# TASK DETAILS:
Go through the records underneath and write each one out again exactly.

# Stored data entries:
○ ○ ○ ○

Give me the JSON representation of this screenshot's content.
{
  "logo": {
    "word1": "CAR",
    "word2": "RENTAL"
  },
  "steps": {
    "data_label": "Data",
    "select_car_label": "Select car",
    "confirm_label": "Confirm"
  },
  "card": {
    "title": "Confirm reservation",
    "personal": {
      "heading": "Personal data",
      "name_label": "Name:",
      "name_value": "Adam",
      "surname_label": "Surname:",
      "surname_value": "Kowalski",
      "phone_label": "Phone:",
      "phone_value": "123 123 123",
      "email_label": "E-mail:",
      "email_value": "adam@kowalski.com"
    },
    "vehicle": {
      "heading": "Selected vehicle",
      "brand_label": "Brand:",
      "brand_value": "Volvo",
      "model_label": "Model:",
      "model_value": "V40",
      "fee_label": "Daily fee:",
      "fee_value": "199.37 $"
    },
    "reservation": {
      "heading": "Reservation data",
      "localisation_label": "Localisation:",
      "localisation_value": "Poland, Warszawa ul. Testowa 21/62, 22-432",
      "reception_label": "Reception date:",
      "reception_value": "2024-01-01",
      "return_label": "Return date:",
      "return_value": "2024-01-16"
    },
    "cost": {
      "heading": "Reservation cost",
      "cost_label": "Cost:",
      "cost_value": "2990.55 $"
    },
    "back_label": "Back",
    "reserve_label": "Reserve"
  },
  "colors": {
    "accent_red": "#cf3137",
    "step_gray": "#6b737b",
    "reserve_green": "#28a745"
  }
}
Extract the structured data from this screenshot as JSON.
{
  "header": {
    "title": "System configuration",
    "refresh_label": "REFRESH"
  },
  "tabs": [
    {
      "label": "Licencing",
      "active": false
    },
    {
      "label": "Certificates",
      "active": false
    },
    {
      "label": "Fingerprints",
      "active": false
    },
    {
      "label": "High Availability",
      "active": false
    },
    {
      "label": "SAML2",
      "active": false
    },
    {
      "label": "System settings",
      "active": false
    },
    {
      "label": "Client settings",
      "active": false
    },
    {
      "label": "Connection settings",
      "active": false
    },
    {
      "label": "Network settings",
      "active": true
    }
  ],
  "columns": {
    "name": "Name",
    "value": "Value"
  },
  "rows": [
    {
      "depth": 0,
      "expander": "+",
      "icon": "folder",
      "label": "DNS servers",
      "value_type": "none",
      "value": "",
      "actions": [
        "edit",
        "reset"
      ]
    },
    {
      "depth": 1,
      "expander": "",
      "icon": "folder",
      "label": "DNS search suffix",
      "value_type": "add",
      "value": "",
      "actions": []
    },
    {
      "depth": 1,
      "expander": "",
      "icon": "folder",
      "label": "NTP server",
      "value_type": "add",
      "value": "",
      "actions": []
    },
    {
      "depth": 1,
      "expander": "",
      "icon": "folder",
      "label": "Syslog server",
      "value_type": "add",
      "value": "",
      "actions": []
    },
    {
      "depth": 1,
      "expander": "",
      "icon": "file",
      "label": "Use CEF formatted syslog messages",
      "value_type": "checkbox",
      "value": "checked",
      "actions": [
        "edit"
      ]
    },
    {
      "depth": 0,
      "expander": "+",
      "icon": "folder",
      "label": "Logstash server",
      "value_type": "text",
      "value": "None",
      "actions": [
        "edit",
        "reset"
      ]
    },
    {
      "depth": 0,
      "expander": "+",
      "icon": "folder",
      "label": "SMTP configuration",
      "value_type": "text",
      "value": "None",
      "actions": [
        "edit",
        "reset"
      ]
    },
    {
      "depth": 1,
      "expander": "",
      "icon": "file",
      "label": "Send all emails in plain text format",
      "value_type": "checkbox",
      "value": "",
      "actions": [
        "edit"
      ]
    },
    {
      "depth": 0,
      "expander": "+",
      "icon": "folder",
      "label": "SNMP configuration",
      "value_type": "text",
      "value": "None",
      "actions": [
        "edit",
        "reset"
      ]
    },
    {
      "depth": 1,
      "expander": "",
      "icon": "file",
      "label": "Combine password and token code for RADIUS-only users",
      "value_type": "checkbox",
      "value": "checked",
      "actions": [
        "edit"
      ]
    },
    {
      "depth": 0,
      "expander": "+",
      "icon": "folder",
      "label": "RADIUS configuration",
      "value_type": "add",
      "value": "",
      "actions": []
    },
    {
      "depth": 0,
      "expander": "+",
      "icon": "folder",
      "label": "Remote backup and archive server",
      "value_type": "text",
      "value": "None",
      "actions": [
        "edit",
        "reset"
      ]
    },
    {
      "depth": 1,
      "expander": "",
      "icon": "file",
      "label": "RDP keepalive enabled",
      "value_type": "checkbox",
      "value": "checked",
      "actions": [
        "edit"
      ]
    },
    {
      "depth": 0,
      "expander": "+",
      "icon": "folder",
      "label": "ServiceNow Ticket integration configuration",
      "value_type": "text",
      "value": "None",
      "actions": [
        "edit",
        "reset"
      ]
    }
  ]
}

○ ○ ○ ○

# WRITTEN RESPONSE:
Give me the JSON representation of this screenshot's content.
{
  "logo": {
    "word1": "CAR",
    "word2": "RENTAL"
  },
  "steps": {
    "data_label": "Data",
    "select_car_label": "Select car",
    "confirm_label": "Confirm"
  },
  "card": {
    "title": "Confirm reservation",
    "personal": {
      "heading": "Personal data",
      "name_label": "Name:",
      "name_value": "Adam",
      "surname_label": "Surname:",
      "surname_value": "Kowalski",
      "phone_label": "Phone:",
      "phone_value": "123 123 123",
      "email_label": "E-mail:",
      "email_value": "adam@kowalski.com"
    },
    "vehicle": {
      "heading": "Selected vehicle",
      "brand_label": "Brand:",
      "brand_value": "Volvo",
      "model_label": "Model:",
      "model_value": "V40",
      "fee_label": "Daily fee:",
      "fee_value": "199.37 $"
    },
    "reservation": {
      "heading": "Reservation data",
      "localisation_label": "Localisation:",
      "localisation_value": "Poland, Warszawa ul. Testowa 21/62, 22-432",
      "reception_label": "Reception date:",
      "reception_value": "2024-01-01",
      "return_label": "Return date:",
      "return_value": "2024-01-16"
    },
    "cost": {
      "heading": "Reservation cost",
      "cost_label": "Cost:",
      "cost_value": "2990.55 $"
    },
    "back_label": "Back",
    "reserve_label": "Reserve"
  },
  "colors": {
    "accent_red": "#cf3137",
    "step_gray": "#6b737b",
    "reserve_green": "#28a745"
  }
}
Extract the structured data from this screenshot as JSON.
{
  "header": {
    "title": "System configuration",
    "refresh_label": "REFRESH"
  },
  "tabs": [
    {
      "label": "Licencing",
      "active": false
    },
    {
      "label": "Certificates",
      "active": false
    },
    {
      "label": "Fingerprints",
      "active": false
    },
    {
      "label": "High Availability",
      "active": false
    },
    {
      "label": "SAML2",
      "active": false
    },
    {
      "label": "System settings",
      "active": false
    },
    {
      "label": "Client settings",
      "active": false
    },
    {
      "label": "Connection settings",
      "active": false
    },
    {
      "label": "Network settings",
      "active": true
    }
  ],
  "columns": {
    "name": "Name",
    "value": "Value"
  },
  "rows": [
    {
      "depth": 0,
      "expander": "+",
      "icon": "folder",
      "label": "DNS servers",
      "value_type": "none",
      "value": "",
      "actions": [
        "edit",
        "reset"
      ]
    },
    {
      "depth": 1,
      "expander": "",
      "icon": "folder",
      "label": "DNS search suffix",
      "value_type": "add",
      "value": "",
      "actions": []
    },
    {
      "depth": 1,
      "expander": "",
      "icon": "folder",
      "label": "NTP server",
      "value_type": "add",
      "value": "",
      "actions": []
    },
    {
      "depth": 1,
      "expander": "",
      "icon": "folder",
      "label": "Syslog server",
      "value_type": "add",
      "value": "",
      "actions": []
    },
    {
      "depth": 1,
      "expander": "",
      "icon": "file",
      "label": "Use CEF formatted syslog messages",
      "value_type": "checkbox",
      "value": "checked",
      "actions": [
        "edit"
      ]
    },
    {
      "depth": 0,
      "expander": "+",
      "icon": "folder",
      "label": "Logstash server",
      "value_type": "text",
      "value": "None",
      "actions": [
        "edit",
        "reset"
      ]
    },
    {
      "depth": 0,
      "expander": "+",
      "icon": "folder",
      "label": "SMTP configuration",
      "value_type": "text",
      "value": "None",
      "actions": [
        "edit",
        "reset"
      ]
    },
    {
      "depth": 1,
      "expander": "",
      "icon": "file",
      "label": "Send all emails in plain text format",
      "value_type": "checkbox",
      "value": "",
      "actions": [
        "edit"
      ]
    },
    {
      "depth": 0,
      "expander": "+",
      "icon": "folder",
      "label": "SNMP configuration",
      "value_type": "text",
      "value": "None",
      "actions": [
        "edit",
        "reset"
      ]
    },
    {
      "depth": 1,
      "expander": "",
      "icon": "file",
      "label": "Combine password and token code for RADIUS-only users",
      "value_type": "checkbox",
      "value": "checked",
      "actions": [
        "edit"
      ]
    },
    {
      "depth": 0,
      "expander": "+",
      "icon": "folder",
      "label": "RADIUS configuration",
      "value_type": "add",
      "value": "",
      "actions": []
    },
    {
      "depth": 0,
      "expander": "+",
      "icon": "folder",
      "label": "Remote backup and archive server",
      "value_type": "text",
      "value": "None",
      "actions": [
        "edit",
        "reset"
      ]
    },
    {
      "depth": 1,
      "expander": "",
      "icon": "file",
      "label": "RDP keepalive enabled",
      "value_type": "checkbox",
      "value": "checked",
      "actions": [
        "edit"
      ]
    },
    {
      "depth": 0,
      "expander": "+",
      "icon": "folder",
      "label": "ServiceNow Ticket integration configuration",
      "value_type": "text",
      "value": "None",
      "actions": [
        "edit",
        "reset"
      ]
    }
  ]
}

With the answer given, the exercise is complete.